■ WHAT NEEDS TO BE DONE
Copy all records verbatim.

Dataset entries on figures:
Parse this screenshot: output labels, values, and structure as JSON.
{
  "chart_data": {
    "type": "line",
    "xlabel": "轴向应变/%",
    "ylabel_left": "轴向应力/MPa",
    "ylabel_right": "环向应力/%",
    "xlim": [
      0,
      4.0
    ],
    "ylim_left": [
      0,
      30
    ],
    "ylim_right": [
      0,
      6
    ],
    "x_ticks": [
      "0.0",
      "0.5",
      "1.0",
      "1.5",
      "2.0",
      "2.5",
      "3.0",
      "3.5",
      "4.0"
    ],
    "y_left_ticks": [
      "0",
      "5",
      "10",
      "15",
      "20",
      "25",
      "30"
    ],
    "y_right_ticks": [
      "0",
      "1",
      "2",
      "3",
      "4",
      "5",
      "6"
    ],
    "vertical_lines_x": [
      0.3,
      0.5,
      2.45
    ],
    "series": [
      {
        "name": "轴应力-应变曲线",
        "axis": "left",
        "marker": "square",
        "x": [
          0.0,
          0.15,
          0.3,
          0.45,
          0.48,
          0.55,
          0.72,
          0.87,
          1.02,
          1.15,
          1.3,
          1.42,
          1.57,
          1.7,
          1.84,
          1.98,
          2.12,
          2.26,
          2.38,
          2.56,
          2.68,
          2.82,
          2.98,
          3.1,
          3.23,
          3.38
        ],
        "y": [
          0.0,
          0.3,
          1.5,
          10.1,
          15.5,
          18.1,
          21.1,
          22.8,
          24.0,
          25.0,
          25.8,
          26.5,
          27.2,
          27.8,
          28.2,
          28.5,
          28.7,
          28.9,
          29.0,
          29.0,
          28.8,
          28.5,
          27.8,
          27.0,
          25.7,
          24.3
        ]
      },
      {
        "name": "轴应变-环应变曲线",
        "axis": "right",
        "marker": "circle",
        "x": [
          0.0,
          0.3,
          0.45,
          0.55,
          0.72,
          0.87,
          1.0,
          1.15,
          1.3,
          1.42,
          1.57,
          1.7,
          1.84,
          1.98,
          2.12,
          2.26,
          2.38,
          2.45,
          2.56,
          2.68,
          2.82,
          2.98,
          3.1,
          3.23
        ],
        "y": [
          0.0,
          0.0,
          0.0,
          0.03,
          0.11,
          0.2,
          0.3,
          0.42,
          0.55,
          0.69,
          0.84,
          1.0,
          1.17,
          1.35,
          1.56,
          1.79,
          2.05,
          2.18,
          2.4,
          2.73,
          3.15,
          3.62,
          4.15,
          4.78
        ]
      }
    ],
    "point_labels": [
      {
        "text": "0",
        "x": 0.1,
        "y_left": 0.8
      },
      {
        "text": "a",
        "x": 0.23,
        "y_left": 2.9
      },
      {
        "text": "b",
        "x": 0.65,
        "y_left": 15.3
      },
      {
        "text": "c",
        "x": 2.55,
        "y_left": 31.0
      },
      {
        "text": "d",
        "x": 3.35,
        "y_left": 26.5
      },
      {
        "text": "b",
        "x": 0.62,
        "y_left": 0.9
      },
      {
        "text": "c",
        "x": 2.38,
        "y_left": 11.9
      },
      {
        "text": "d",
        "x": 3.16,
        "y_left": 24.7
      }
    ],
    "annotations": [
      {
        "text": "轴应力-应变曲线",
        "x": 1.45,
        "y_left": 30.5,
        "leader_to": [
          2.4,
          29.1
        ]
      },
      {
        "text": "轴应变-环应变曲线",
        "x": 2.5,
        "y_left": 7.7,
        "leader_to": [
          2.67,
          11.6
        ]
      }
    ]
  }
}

■ EXERCISE OUTPUT
Parse this screenshot: output labels, values, and structure as JSON.
{
  "chart_data": {
    "type": "line",
    "xlabel": "轴向应变/%",
    "ylabel_left": "轴向应力/MPa",
    "ylabel_right": "环向应力/%",
    "xlim": [
      0,
      4.0
    ],
    "ylim_left": [
      0,
      30
    ],
    "ylim_right": [
      0,
      6
    ],
    "x_ticks": [
      "0.0",
      "0.5",
      "1.0",
      "1.5",
      "2.0",
      "2.5",
      "3.0",
      "3.5",
      "4.0"
    ],
    "y_left_ticks": [
      "0",
      "5",
      "10",
      "15",
      "20",
      "25",
      "30"
    ],
    "y_right_ticks": [
      "0",
      "1",
      "2",
      "3",
      "4",
      "5",
      "6"
    ],
    "vertical_lines_x": [
      0.3,
      0.5,
      2.45
    ],
    "series": [
      {
        "name": "轴应力-应变曲线",
        "axis": "left",
        "marker": "square",
        "x": [
          0.0,
          0.15,
          0.3,
          0.45,
          0.48,
          0.55,
          0.72,
          0.87,
          1.02,
          1.15,
          1.3,
          1.42,
          1.57,
          1.7,
          1.84,
          1.98,
          2.12,
          2.26,
          2.38,
          2.56,
          2.68,
          2.82,
          2.98,
          3.1,
          3.23,
          3.38
        ],
        "y": [
          0.0,
          0.3,
          1.5,
          10.1,
          15.5,
          18.1,
          21.1,
          22.8,
          24.0,
          25.0,
          25.8,
          26.5,
          27.2,
          27.8,
          28.2,
          28.5,
          28.7,
          28.9,
          29.0,
          29.0,
          28.8,
          28.5,
          27.8,
          27.0,
          25.7,
          24.3
        ]
      },
      {
        "name": "轴应变-环应变曲线",
        "axis": "right",
        "marker": "circle",
        "x": [
          0.0,
          0.3,
          0.45,
          0.55,
          0.72,
          0.87,
          1.0,
          1.15,
          1.3,
          1.42,
          1.57,
          1.7,
          1.84,
          1.98,
          2.12,
          2.26,
          2.38,
          2.45,
          2.56,
          2.68,
          2.82,
          2.98,
          3.1,
          3.23
        ],
        "y": [
          0.0,
          0.0,
          0.0,
          0.03,
          0.11,
          0.2,
          0.3,
          0.42,
          0.55,
          0.69,
          0.84,
          1.0,
          1.17,
          1.35,
          1.56,
          1.79,
          2.05,
          2.18,
          2.4,
          2.73,
          3.15,
          3.62,
          4.15,
          4.78
        ]
      }
    ],
    "point_labels": [
      {
        "text": "0",
        "x": 0.1,
        "y_left": 0.8
      },
      {
        "text": "a",
        "x": 0.23,
        "y_left": 2.9
      },
      {
        "text": "b",
        "x": 0.65,
        "y_left": 15.3
      },
      {
        "text": "c",
        "x": 2.55,
        "y_left": 31.0
      },
      {
        "text": "d",
        "x": 3.35,
        "y_left": 26.5
      },
      {
        "text": "b",
        "x": 0.62,
        "y_left": 0.9
      },
      {
        "text": "c",
        "x": 2.38,
        "y_left": 11.9
      },
      {
        "text": "d",
        "x": 3.16,
        "y_left": 24.7
      }
    ],
    "annotations": [
      {
        "text": "轴应力-应变曲线",
        "x": 1.45,
        "y_left": 30.5,
        "leader_to": [
          2.4,
          29.1
        ]
      },
      {
        "text": "轴应变-环应变曲线",
        "x": 2.5,
        "y_left": 7.7,
        "leader_to": [
          2.67,
          11.6
        ]
      }
    ]
  }
}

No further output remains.